Do this: Drop every picture and give the entries back exactly.

Provided material:

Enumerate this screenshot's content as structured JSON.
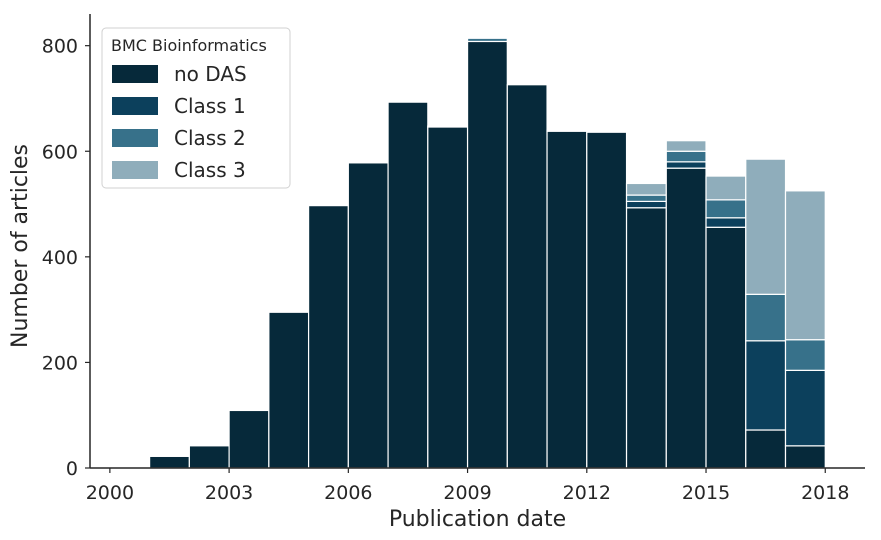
{
  "chart_data": {
    "type": "bar",
    "stacked": true,
    "categories": [
      "2001",
      "2002",
      "2003",
      "2004",
      "2005",
      "2006",
      "2007",
      "2008",
      "2009",
      "2010",
      "2011",
      "2012",
      "2013",
      "2014",
      "2015",
      "2016",
      "2017"
    ],
    "series": [
      {
        "name": "no DAS",
        "color": "#06293a",
        "values": [
          22,
          42,
          109,
          295,
          497,
          578,
          693,
          646,
          808,
          726,
          638,
          636,
          493,
          568,
          456,
          72,
          42
        ]
      },
      {
        "name": "Class 1",
        "color": "#0c405c",
        "values": [
          0,
          0,
          0,
          0,
          0,
          0,
          0,
          0,
          0,
          0,
          0,
          0,
          12,
          12,
          18,
          169,
          143
        ]
      },
      {
        "name": "Class 2",
        "color": "#37718a",
        "values": [
          0,
          0,
          0,
          0,
          0,
          0,
          0,
          0,
          6,
          0,
          0,
          0,
          12,
          20,
          34,
          88,
          58
        ]
      },
      {
        "name": "Class 3",
        "color": "#8fadbb",
        "values": [
          0,
          0,
          0,
          0,
          0,
          0,
          0,
          2,
          0,
          0,
          2,
          0,
          22,
          20,
          45,
          256,
          282
        ]
      }
    ],
    "xlabel": "Publication date",
    "ylabel": "Number of articles",
    "xticks": [
      "2000",
      "2003",
      "2006",
      "2009",
      "2012",
      "2015",
      "2018"
    ],
    "yticks": [
      "0",
      "200",
      "400",
      "600",
      "800"
    ],
    "ylim": [
      0,
      860
    ],
    "xlim": [
      1999.5,
      2019
    ],
    "legend": {
      "title": "BMC Bioinformatics",
      "placement": "top-left"
    },
    "grid": false
  }
}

Response below:
Enumerate this screenshot's content as structured JSON.
{
  "chart_data": {
    "type": "bar",
    "stacked": true,
    "categories": [
      "2001",
      "2002",
      "2003",
      "2004",
      "2005",
      "2006",
      "2007",
      "2008",
      "2009",
      "2010",
      "2011",
      "2012",
      "2013",
      "2014",
      "2015",
      "2016",
      "2017"
    ],
    "series": [
      {
        "name": "no DAS",
        "color": "#06293a",
        "values": [
          22,
          42,
          109,
          295,
          497,
          578,
          693,
          646,
          808,
          726,
          638,
          636,
          493,
          568,
          456,
          72,
          42
        ]
      },
      {
        "name": "Class 1",
        "color": "#0c405c",
        "values": [
          0,
          0,
          0,
          0,
          0,
          0,
          0,
          0,
          0,
          0,
          0,
          0,
          12,
          12,
          18,
          169,
          143
        ]
      },
      {
        "name": "Class 2",
        "color": "#37718a",
        "values": [
          0,
          0,
          0,
          0,
          0,
          0,
          0,
          0,
          6,
          0,
          0,
          0,
          12,
          20,
          34,
          88,
          58
        ]
      },
      {
        "name": "Class 3",
        "color": "#8fadbb",
        "values": [
          0,
          0,
          0,
          0,
          0,
          0,
          0,
          2,
          0,
          0,
          2,
          0,
          22,
          20,
          45,
          256,
          282
        ]
      }
    ],
    "xlabel": "Publication date",
    "ylabel": "Number of articles",
    "xticks": [
      "2000",
      "2003",
      "2006",
      "2009",
      "2012",
      "2015",
      "2018"
    ],
    "yticks": [
      "0",
      "200",
      "400",
      "600",
      "800"
    ],
    "ylim": [
      0,
      860
    ],
    "xlim": [
      1999.5,
      2019
    ],
    "legend": {
      "title": "BMC Bioinformatics",
      "placement": "top-left"
    },
    "grid": false
  }
}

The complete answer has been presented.